What this task involves: Repeat exactly each line of the data provided below.

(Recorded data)
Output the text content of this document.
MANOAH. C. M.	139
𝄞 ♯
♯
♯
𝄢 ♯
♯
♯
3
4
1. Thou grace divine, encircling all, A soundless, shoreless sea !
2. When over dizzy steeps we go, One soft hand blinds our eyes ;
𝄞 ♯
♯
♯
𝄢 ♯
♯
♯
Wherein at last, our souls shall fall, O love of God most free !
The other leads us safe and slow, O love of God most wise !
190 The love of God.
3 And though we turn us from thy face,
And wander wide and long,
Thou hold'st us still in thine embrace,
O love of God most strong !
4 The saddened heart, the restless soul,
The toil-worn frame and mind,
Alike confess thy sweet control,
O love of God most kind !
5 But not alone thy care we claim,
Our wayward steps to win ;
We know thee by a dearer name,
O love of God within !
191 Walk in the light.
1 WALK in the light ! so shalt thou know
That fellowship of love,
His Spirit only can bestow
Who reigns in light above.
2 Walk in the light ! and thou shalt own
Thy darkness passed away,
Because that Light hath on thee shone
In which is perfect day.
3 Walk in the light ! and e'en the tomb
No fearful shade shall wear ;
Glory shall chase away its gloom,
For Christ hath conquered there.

Response below:
Output the text content of this document.
MANOAH. C. M.	139
𝄞 ♯
♯
♯
𝄢 ♯
♯
♯
3
4
1. Thou grace divine, encircling all, A soundless, shoreless sea !
2. When over dizzy steeps we go, One soft hand blinds our eyes ;
𝄞 ♯
♯
♯
𝄢 ♯
♯
♯
Wherein at last, our souls shall fall, O love of God most free !
The other leads us safe and slow, O love of God most wise !
190 The love of God.
3 And though we turn us from thy face,
And wander wide and long,
Thou hold'st us still in thine embrace,
O love of God most strong !
4 The saddened heart, the restless soul,
The toil-worn frame and mind,
Alike confess thy sweet control,
O love of God most kind !
5 But not alone thy care we claim,
Our wayward steps to win ;
We know thee by a dearer name,
O love of God within !
191 Walk in the light.
1 WALK in the light ! so shalt thou know
That fellowship of love,
His Spirit only can bestow
Who reigns in light above.
2 Walk in the light ! and thou shalt own
Thy darkness passed away,
Because that Light hath on thee shone
In which is perfect day.
3 Walk in the light ! and e'en the tomb
No fearful shade shall wear ;
Glory shall chase away its gloom,
For Christ hath conquered there.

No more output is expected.